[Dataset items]
** Start **

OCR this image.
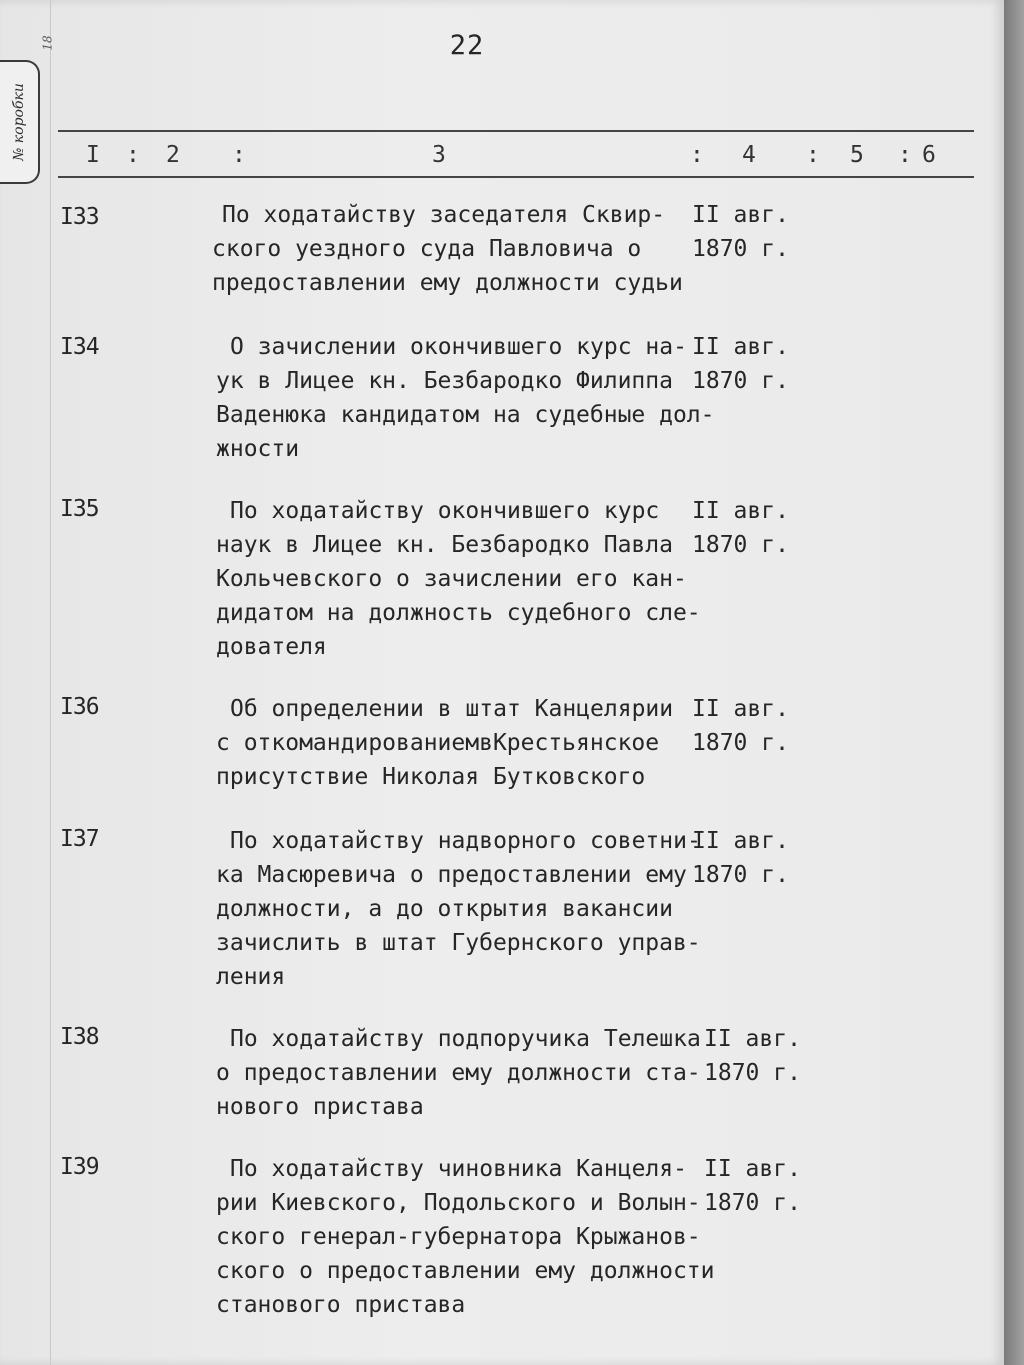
№ коробки
18	22
I : 2 :	3	: 4 : 5 : 6
I33	По ходатайству заседателя Сквир-
ского уездного суда Павловича о
предоставлении ему должности судьи
II авг.
1870 г.
I34	О зачислении окончившего курс на-
ук в Лицее кн. Безбародко Филиппа
Ваденюка кандидатом на судебные дол-
жности
II авг.
1870 г.
I35	По ходатайству окончившего курс
наук в Лицее кн. Безбародко Павла
Кольчевского о зачислении его кан-
дидатом на должность судебного сле-
дователя
II авг.
1870 г.
I36	Об определении в штат Канцелярии
с откомандированиемвКрестьянское
присутствие Николая Бутковского
II авг.
1870 г.
I37	По ходатайству надворного советни-
ка Масюревича о предоставлении ему
должности, а до открытия вакансии
зачислить в штат Губернского управ-
ления
II авг.
1870 г.
I38	По ходатайству подпоручика Телешка
о предоставлении ему должности ста-
нового пристава
II авг.
1870 г.
I39	По ходатайству чиновника Канцеля-
рии Киевского, Подольского и Волын-
ского генерал-губернатора Крыжанов-
ского о предоставлении ему должности
станового пристава
II авг.
1870 г.
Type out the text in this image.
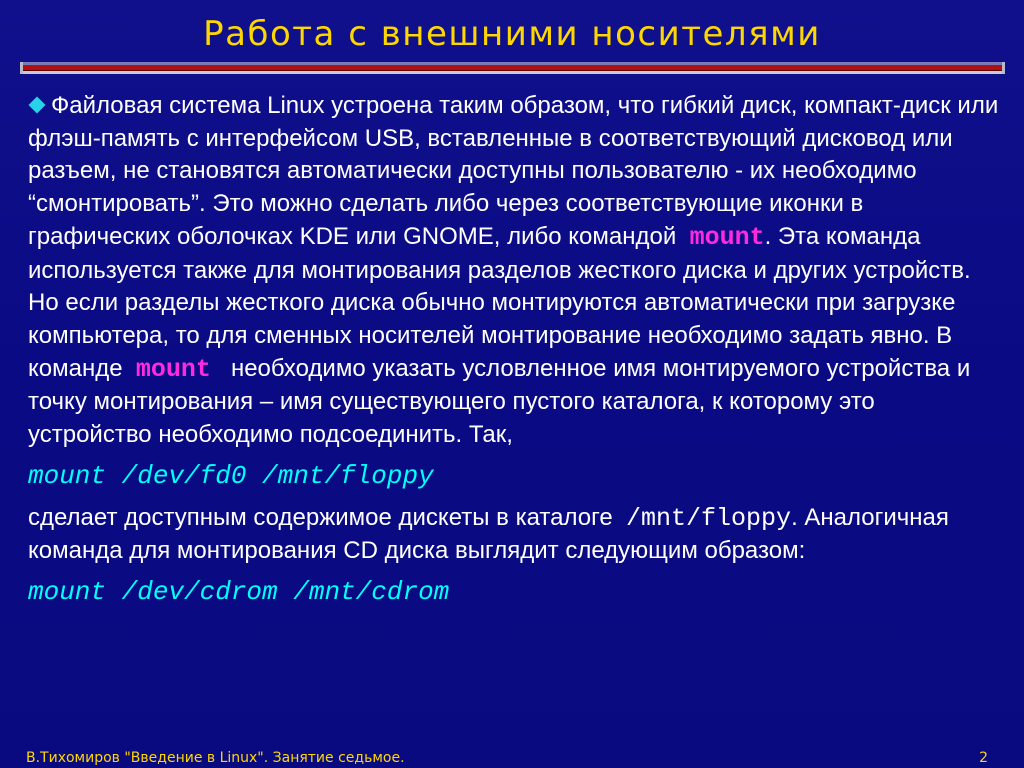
Работа с внешними носителями

Файловая система Linux устроена таким образом, что гибкий диск, компакт-диск или флэш-память с интерфейсом USB, вставленные в соответствующий дисковод или разъем, не становятся автоматически доступны пользователю - их необходимо “смонтировать”. Это можно сделать либо через соответствующие иконки в графических оболочках KDE или GNOME, либо командой mount. Эта команда используется также для монтирования разделов жесткого диска и других устройств. Но если разделы жесткого диска обычно монтируются автоматически при загрузке компьютера, то для сменных носителей монтирование необходимо задать явно. В команде mount необходимо указать условленное имя монтируемого устройства и точку монтирования – имя существующего пустого каталога, к которому это устройство необходимо подсоединить. Так,

mount /dev/fd0 /mnt/floppy

сделает доступным содержимое дискеты в каталоге /mnt/floppy. Аналогичная команда для монтирования CD диска выглядит следующим образом:

mount /dev/cdrom /mnt/cdrom

В.Тихомиров "Введение в Linux". Занятие седьмое.	2
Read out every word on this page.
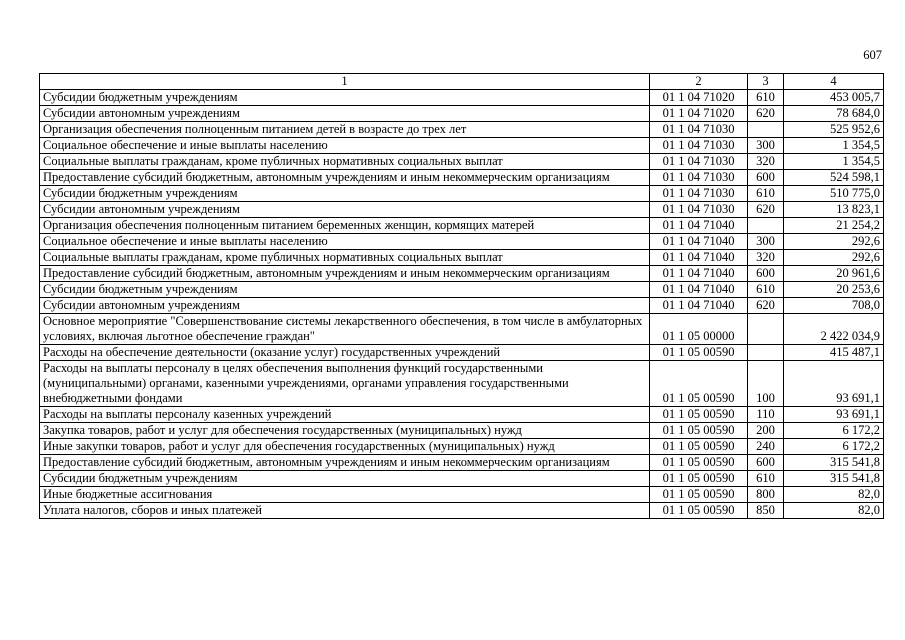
607
1	2	3	4
Субсидии бюджетным учреждениям	01 1 04 71020	610	453 005,7
Субсидии автономным учреждениям	01 1 04 71020	620	78 684,0
Организация обеспечения полноценным питанием детей в возрасте до трех лет	01 1 04 71030		525 952,6
Социальное обеспечение и иные выплаты населению	01 1 04 71030	300	1 354,5
Социальные выплаты гражданам, кроме публичных нормативных социальных выплат	01 1 04 71030	320	1 354,5
Предоставление субсидий бюджетным, автономным учреждениям и иным некоммерческим организациям	01 1 04 71030	600	524 598,1
Субсидии бюджетным учреждениям	01 1 04 71030	610	510 775,0
Субсидии автономным учреждениям	01 1 04 71030	620	13 823,1
Организация обеспечения полноценным питанием беременных женщин, кормящих матерей	01 1 04 71040		21 254,2
Социальное обеспечение и иные выплаты населению	01 1 04 71040	300	292,6
Социальные выплаты гражданам, кроме публичных нормативных социальных выплат	01 1 04 71040	320	292,6
Предоставление субсидий бюджетным, автономным учреждениям и иным некоммерческим организациям	01 1 04 71040	600	20 961,6
Субсидии бюджетным учреждениям	01 1 04 71040	610	20 253,6
Субсидии автономным учреждениям	01 1 04 71040	620	708,0
Основное мероприятие "Совершенствование системы лекарственного обеспечения, в том числе в амбулаторных условиях, включая льготное обеспечение граждан"	01 1 05 00000		2 422 034,9
Расходы на обеспечение деятельности (оказание услуг) государственных учреждений	01 1 05 00590		415 487,1
Расходы на выплаты персоналу в целях обеспечения выполнения функций государственными (муниципальными) органами, казенными учреждениями, органами управления государственными внебюджетными фондами	01 1 05 00590	100	93 691,1
Расходы на выплаты персоналу казенных учреждений	01 1 05 00590	110	93 691,1
Закупка товаров, работ и услуг для обеспечения государственных (муниципальных) нужд	01 1 05 00590	200	6 172,2
Иные закупки товаров, работ и услуг для обеспечения государственных (муниципальных) нужд	01 1 05 00590	240	6 172,2
Предоставление субсидий бюджетным, автономным учреждениям и иным некоммерческим организациям	01 1 05 00590	600	315 541,8
Субсидии бюджетным учреждениям	01 1 05 00590	610	315 541,8
Иные бюджетные ассигнования	01 1 05 00590	800	82,0
Уплата налогов, сборов и иных платежей	01 1 05 00590	850	82,0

** End **

## INSTRUCTION:
Gather from the entries above all lines that include the string "пристава".

## SOLUTION BELOW:
нового пристава
станового пристава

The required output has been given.